▶ [Text provided]
========================

Apparently Scala solves the tail call issue in its actors by using exception throwing under the hood as a form of trampolining.

Actors that Unify Threads and Events -

When the receiving closure terminates, control is returned to the sender by throwing a special exception that unwinds the receiver’s call stack.

However, that doesn't solve the general problem. In my ongoing tutorial on monads in Scala I ported Haskell's IO monad but got burned by the lack of TCO. That's solvable, but messy.

In other Lisps, SISC uses its own heap based stack (with a performance penalty) and Kawa optionally uses a trampolining system (also with a performance hit).

Java 7 - not so fast

Actually James, tail-call optimization has been discussed and is on the list, just a bit hidden under the JSR 292 invokedynamic category, which is kind of serving as a catch-all for JVM enhancements.

John Rose at Sun is leading the charge in this area. He's blogged about tail calls in the past as well. Actually, he's started a new OpenJDK project called the Multi-Language VM project, which will be used specifically to flesh out new ideas for JSR 292 such as invokedynamic and tail call optimization. You can read a little more here or in this mailing list post.

Oops, thanks

Oops, didn't think read beyond the title "invokedynamic." Thanks for the pointer.

TCO & security

It'd be interesting to know what's planned related to the security issue connected to TCO (Java's security policy apparently depends on stack inspection). There was previously some discussion of this in connection with Clements & Felleisen's A Tail-Recursive Machine with Stack Inspection.

Limited TCO?

After chasing all the links that puredanger posted I found very little substantiative in the way of plans. In fact, JSR 292 is still only about invokedynamic. Tail calls are only unofficially discussed in other spots. The appearance is that at best this is in the very early stages and at worst it's not a real contender for the next version.

I have seen discussions of two alternatives:

1) Implement a system like the paper you reference. This likely means a significant overhaul of the security code in the JVM.
2) Implement something more along the lines of what the CLR does: only optimize away stack frames that don't have security implications.

I wouldn't be surprised if the near term answer is #2 since that's likely a much more conservative change to the JVM code base. However, it does lead to some real difficulty in determining why one piece of tail calling code still causes stack growth and overflow while a another apparently similar bit of code is well behaved.

========================

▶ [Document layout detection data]
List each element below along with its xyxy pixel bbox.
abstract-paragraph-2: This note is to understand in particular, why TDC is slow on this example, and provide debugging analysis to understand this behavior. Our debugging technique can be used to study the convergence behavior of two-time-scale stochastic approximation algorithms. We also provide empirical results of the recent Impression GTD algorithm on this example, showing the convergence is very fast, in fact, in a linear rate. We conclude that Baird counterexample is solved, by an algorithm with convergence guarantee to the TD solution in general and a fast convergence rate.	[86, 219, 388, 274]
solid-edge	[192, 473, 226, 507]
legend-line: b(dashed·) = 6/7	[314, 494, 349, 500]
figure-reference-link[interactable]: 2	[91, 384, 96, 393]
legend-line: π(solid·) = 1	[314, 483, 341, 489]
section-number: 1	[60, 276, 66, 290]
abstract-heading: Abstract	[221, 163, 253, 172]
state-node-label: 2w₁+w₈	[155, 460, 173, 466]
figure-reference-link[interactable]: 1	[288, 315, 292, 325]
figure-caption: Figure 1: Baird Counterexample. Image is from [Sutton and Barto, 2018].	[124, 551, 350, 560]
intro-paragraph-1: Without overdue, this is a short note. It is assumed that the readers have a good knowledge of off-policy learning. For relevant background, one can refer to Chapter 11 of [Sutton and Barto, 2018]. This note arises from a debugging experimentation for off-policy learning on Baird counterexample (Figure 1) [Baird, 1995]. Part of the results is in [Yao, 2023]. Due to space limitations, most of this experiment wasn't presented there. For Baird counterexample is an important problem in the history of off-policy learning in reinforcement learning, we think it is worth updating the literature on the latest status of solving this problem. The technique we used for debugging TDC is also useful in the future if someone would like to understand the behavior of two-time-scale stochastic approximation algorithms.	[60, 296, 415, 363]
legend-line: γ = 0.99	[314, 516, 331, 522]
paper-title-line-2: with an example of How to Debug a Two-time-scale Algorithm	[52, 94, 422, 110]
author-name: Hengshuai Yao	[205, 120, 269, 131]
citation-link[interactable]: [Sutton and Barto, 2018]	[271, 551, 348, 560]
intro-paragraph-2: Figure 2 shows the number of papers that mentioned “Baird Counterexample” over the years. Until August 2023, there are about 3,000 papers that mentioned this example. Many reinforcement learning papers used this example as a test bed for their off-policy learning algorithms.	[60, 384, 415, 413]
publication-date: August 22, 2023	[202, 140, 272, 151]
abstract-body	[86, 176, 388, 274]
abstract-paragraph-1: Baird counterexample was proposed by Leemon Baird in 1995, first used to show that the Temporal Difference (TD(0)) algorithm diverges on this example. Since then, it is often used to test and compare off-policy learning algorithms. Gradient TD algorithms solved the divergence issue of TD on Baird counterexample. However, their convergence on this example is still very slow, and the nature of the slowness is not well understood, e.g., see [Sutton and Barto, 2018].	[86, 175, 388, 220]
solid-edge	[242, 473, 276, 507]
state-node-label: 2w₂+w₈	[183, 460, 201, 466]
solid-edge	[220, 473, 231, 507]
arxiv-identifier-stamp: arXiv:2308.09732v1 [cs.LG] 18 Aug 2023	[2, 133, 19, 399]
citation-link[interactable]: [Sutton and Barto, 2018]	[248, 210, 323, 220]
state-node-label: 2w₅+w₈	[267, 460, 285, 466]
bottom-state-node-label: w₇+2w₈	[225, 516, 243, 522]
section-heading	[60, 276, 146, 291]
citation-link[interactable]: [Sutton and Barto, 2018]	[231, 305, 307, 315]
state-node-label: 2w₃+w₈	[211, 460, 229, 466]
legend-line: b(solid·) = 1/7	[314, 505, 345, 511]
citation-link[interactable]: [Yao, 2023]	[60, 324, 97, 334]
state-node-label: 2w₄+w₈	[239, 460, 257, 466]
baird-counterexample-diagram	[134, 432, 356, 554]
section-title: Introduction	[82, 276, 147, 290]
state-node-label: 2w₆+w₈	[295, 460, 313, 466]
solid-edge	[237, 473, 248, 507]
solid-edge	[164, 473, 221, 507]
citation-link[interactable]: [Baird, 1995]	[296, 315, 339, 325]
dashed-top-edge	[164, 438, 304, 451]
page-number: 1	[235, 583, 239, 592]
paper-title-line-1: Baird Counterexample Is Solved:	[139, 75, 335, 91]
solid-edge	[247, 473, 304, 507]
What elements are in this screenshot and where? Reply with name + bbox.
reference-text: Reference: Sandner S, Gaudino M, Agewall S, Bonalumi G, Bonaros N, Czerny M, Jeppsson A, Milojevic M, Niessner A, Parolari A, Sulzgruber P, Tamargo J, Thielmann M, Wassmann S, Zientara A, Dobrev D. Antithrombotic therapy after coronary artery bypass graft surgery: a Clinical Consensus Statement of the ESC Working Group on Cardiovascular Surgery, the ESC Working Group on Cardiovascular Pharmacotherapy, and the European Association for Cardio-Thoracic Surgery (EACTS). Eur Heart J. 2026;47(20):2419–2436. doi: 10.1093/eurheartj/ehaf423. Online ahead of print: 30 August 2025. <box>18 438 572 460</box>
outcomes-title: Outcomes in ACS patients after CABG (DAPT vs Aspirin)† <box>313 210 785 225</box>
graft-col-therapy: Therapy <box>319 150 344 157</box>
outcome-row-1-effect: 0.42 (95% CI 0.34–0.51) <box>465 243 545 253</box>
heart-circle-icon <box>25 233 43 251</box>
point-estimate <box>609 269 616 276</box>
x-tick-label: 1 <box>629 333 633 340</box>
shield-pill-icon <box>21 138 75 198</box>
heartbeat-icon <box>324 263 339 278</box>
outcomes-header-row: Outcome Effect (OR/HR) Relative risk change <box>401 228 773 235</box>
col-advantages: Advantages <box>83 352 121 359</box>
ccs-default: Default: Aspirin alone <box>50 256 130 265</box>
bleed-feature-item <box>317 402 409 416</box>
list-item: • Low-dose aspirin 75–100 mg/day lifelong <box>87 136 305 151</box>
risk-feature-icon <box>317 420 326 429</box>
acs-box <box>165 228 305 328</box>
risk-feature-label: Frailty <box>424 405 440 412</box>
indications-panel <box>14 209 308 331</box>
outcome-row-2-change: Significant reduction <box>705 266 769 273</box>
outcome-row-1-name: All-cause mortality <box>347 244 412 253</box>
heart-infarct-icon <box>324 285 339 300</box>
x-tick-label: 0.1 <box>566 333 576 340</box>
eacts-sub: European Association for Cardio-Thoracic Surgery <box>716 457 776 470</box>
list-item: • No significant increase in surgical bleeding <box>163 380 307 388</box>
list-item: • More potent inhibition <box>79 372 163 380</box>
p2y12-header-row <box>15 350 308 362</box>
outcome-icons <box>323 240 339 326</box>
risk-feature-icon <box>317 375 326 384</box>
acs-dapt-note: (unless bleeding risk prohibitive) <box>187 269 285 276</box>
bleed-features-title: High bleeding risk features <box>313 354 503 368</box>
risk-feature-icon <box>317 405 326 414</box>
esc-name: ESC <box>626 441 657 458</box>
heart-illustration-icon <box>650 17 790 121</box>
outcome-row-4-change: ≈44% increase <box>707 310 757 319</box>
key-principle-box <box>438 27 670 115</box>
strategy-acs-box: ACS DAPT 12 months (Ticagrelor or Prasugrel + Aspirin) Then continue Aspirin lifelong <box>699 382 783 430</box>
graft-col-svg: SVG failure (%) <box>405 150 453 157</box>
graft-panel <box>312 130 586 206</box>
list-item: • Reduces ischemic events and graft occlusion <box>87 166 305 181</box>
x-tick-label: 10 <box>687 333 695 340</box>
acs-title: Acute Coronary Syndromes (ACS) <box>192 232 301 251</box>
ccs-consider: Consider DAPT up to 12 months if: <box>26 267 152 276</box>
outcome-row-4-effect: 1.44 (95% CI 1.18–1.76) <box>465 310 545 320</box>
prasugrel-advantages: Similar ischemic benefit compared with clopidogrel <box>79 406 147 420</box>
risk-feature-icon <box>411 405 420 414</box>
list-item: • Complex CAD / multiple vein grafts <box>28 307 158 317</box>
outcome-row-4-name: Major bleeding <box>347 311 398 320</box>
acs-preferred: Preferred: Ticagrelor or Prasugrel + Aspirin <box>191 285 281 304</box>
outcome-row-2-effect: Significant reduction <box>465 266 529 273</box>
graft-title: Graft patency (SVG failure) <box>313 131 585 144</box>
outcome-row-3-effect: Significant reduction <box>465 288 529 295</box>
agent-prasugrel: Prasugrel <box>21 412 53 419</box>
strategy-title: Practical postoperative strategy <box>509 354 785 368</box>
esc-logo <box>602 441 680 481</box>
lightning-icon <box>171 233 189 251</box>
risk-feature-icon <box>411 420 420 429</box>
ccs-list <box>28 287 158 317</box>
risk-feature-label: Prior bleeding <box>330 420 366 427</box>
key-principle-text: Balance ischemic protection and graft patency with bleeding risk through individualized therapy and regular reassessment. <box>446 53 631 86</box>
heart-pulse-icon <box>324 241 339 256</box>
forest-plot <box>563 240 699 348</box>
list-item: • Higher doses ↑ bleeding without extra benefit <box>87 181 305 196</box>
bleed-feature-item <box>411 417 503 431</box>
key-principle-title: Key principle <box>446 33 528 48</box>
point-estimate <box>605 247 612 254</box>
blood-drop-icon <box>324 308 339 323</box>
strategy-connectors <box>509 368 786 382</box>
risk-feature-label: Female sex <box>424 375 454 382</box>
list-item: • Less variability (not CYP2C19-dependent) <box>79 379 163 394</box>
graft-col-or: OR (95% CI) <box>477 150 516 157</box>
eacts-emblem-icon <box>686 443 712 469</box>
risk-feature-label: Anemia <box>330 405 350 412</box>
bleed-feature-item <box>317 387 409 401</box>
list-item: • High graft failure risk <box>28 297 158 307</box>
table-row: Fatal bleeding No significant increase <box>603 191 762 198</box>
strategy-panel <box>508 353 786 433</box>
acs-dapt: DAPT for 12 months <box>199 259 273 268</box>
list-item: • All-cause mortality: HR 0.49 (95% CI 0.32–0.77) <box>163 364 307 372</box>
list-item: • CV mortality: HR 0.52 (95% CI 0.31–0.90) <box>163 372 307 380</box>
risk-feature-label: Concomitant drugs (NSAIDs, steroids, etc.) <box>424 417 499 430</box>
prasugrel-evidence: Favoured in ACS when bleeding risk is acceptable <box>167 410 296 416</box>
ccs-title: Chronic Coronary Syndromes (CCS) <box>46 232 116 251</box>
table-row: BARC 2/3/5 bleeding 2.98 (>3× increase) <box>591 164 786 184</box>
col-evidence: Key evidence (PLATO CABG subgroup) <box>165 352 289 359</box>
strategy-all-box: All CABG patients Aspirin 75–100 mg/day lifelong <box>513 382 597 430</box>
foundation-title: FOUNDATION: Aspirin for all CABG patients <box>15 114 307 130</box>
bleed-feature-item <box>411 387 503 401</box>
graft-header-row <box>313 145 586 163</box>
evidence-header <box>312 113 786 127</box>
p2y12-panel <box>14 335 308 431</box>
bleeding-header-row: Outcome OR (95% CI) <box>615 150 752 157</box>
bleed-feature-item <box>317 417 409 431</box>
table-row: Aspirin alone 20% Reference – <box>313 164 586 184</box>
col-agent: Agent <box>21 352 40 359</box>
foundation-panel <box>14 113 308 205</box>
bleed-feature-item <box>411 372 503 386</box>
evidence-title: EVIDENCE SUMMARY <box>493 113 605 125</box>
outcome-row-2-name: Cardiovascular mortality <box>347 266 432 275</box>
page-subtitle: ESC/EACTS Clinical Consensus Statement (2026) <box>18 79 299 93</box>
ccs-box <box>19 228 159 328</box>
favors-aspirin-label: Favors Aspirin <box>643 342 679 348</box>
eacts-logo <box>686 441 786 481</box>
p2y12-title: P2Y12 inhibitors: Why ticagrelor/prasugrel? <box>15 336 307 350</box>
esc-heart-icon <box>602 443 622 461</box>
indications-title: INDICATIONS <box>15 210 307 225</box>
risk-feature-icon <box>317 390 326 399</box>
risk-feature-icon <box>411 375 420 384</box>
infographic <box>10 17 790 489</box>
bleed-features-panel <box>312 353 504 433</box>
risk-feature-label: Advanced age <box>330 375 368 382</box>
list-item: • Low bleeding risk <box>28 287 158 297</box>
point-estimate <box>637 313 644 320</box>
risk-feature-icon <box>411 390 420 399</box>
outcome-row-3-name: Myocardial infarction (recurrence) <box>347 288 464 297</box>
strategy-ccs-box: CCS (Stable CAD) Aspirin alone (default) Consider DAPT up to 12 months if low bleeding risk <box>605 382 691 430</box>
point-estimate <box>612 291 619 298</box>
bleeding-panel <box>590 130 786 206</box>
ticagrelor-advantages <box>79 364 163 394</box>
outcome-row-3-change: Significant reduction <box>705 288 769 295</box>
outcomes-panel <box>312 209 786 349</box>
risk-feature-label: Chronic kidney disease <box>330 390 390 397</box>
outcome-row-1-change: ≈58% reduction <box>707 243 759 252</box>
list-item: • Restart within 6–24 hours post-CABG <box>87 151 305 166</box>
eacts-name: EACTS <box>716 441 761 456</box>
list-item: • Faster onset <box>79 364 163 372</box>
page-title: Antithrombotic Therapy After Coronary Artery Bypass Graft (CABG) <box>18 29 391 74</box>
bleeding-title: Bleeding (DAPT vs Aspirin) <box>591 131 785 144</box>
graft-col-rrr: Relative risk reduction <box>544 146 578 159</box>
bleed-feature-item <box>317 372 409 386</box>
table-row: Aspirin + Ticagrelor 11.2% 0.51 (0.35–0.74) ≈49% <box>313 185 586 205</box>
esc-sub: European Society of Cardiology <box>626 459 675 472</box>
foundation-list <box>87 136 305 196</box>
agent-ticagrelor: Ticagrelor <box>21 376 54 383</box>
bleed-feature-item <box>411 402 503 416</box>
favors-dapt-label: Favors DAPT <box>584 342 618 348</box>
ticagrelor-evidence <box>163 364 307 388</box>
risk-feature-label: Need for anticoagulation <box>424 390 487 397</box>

========================

▶ [What you have to do] Resume the discussion of tail-call optimization on the JVM, starting right after its last sentence.

▶ [Task output]
Java Closures

Not sure if it's worth mentioning that Neil Gafter has a prototype implementation of Java closures available. On my list of things to check out.

Clojure does support mutual recursion

Clojure does support mutual recursion in top-level functions, but not letrec, although I might yet add it. I posted an idiomatic version in Clojure.

Nice

I posted an idiomatic version in Clojure.

It's surprisingly clean especially given that you didn't define new macros to do it. I haven't studied Clojure yet it's pretty clear and probably clear to anybody with any Lisp experience.

Clojure does support mutual recursion in top-level functions

When you say top level functions can be mutually recursive, do you mean that they can be mutually recursive without growing the stack, or do you just mean they can be defined in terms of each other without confusion? If the former, how did you implement it?

No TCO in Clojure

Just the latter I'm afraid. As discussed above, Clojure shares with Java a lack of TCO.

Tail recursion in OpenQuark

IIUC, OpenQuark compiles to JVM bytecodes and implements TCO with no special constructs in the language.

Really?

The docs say:

In addition, the CAL runtime has the following optimizations:

• compiles tail recursive functions as loops

Which is not the same thing as global tail call optimization.

Of course it's possible to do TCO on the JVM, providing one is willing to superimpose some language-specific trampoline/CPS/heap-based-stack/interpretive/etc mechanism on top of the native calling mechanism of the JVM. This may involve tradeoffs with performance and/or interoperability.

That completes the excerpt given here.